- _ROWS_:

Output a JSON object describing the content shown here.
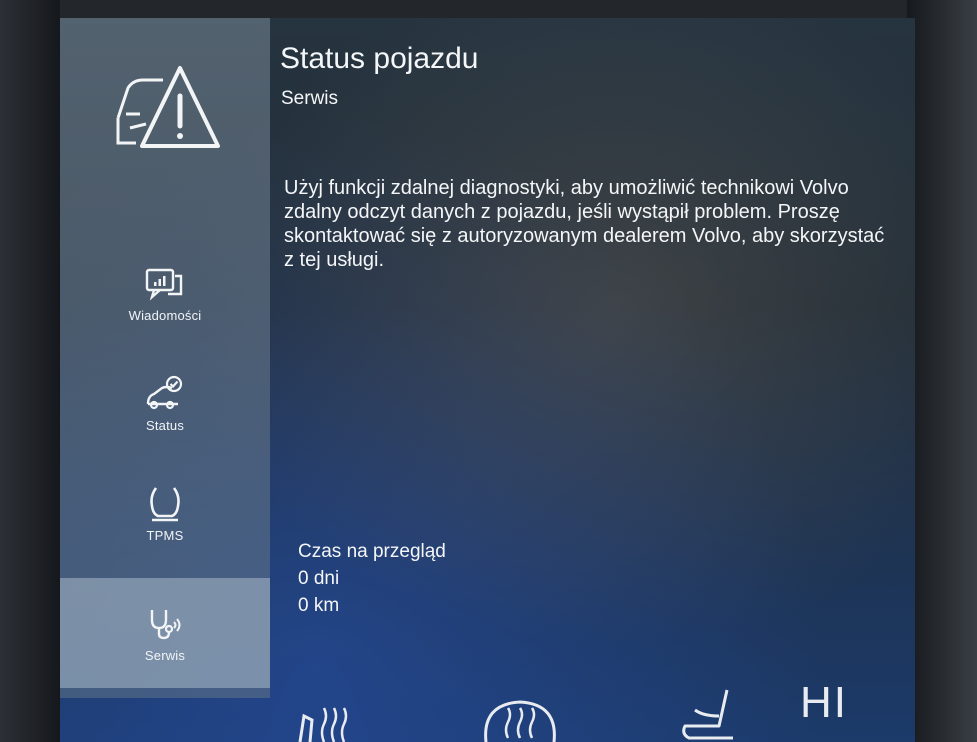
{
  "header": {
    "title": "Status pojazdu",
    "subtitle": "Serwis"
  },
  "main": {
    "description": "Użyj funkcji zdalnej diagnostyki, aby umożliwić technikowi Volvo zdalny odczyt danych z pojazdu, jeśli wystąpił problem. Proszę skontaktować się z autoryzowanym dealerem Volvo, aby skorzystać z tej usługi.",
    "service_heading": "Czas na przegląd",
    "service_days": "0 dni",
    "service_km": "0 km"
  },
  "sidebar": {
    "hero_icon": "car-warning-icon",
    "items": [
      {
        "label": "Wiadomości",
        "icon": "messages-icon"
      },
      {
        "label": "Status",
        "icon": "car-check-icon"
      },
      {
        "label": "TPMS",
        "icon": "tire-pressure-icon"
      },
      {
        "label": "Serwis",
        "icon": "service-stethoscope-icon",
        "active": true
      }
    ]
  },
  "bottom_bar": {
    "hi_label": "HI",
    "icons": [
      "seat-heat-icon",
      "defrost-icon",
      "seat-icon"
    ]
  },
  "colors": {
    "sidebar_bg": "#7f92a5",
    "active_item": "#aab9c8",
    "text": "#f4f6f8"
  }
}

- _JOB_: Without the pictures, repeat the listing above exactly.

- _REPLY_:
Output a JSON object describing the content shown here.
{
  "header": {
    "title": "Status pojazdu",
    "subtitle": "Serwis"
  },
  "main": {
    "description": "Użyj funkcji zdalnej diagnostyki, aby umożliwić technikowi Volvo zdalny odczyt danych z pojazdu, jeśli wystąpił problem. Proszę skontaktować się z autoryzowanym dealerem Volvo, aby skorzystać z tej usługi.",
    "service_heading": "Czas na przegląd",
    "service_days": "0 dni",
    "service_km": "0 km"
  },
  "sidebar": {
    "hero_icon": "car-warning-icon",
    "items": [
      {
        "label": "Wiadomości",
        "icon": "messages-icon"
      },
      {
        "label": "Status",
        "icon": "car-check-icon"
      },
      {
        "label": "TPMS",
        "icon": "tire-pressure-icon"
      },
      {
        "label": "Serwis",
        "icon": "service-stethoscope-icon",
        "active": true
      }
    ]
  },
  "bottom_bar": {
    "hi_label": "HI",
    "icons": [
      "seat-heat-icon",
      "defrost-icon",
      "seat-icon"
    ]
  },
  "colors": {
    "sidebar_bg": "#7f92a5",
    "active_item": "#aab9c8",
    "text": "#f4f6f8"
  }
}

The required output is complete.